• _TASK GOAL_
Sift the material for lines containing "Technical", and return them.

• _DATA FOR THIS EXERCISE_
——————
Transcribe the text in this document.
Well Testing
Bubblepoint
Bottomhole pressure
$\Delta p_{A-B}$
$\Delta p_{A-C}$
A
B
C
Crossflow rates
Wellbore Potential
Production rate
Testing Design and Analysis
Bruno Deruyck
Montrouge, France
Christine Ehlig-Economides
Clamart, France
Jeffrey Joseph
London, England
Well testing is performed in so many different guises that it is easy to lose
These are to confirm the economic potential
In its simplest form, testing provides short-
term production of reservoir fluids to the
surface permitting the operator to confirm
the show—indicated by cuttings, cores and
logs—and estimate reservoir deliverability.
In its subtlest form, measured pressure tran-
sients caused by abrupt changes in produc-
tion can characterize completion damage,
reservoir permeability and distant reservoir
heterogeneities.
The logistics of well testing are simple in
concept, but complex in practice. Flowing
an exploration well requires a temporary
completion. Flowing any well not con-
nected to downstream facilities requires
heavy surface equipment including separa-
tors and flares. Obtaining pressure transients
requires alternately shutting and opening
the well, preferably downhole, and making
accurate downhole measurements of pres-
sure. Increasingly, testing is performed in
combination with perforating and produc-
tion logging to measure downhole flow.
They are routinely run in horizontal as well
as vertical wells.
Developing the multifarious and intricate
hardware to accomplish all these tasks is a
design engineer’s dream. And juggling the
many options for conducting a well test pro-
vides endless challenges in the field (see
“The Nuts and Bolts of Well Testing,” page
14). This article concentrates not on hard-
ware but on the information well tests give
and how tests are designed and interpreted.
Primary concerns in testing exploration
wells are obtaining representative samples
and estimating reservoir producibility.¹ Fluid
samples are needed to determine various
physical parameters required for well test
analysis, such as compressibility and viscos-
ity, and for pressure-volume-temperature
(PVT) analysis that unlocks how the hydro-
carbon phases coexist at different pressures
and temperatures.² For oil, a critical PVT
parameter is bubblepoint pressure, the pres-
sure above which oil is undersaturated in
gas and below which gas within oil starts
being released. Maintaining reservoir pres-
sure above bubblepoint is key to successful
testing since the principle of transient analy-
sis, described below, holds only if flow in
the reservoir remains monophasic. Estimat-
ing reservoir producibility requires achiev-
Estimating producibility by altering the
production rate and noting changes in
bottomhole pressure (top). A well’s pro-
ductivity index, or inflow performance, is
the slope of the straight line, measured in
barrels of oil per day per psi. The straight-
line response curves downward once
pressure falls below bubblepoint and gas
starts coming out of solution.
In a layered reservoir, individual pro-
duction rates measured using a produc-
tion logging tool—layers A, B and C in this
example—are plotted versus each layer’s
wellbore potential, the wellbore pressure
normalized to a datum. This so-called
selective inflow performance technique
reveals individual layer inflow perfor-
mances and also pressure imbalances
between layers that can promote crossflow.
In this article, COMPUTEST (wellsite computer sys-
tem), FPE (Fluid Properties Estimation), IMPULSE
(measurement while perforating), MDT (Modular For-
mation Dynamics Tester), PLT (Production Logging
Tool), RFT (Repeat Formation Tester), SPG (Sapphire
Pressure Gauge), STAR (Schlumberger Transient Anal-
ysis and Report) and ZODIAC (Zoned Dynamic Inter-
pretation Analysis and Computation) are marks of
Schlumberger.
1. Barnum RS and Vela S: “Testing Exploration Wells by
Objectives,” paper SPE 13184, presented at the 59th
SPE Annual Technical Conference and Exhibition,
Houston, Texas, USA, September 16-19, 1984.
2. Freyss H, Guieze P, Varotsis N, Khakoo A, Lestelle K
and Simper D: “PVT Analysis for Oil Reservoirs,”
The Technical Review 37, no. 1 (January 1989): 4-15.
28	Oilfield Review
——————
• _OUTPUT FOR THIS TASK_
SPE Annual Technical Conference and Exhibition,
The Technical Review 37, no. 1 (January 1989): 4-15.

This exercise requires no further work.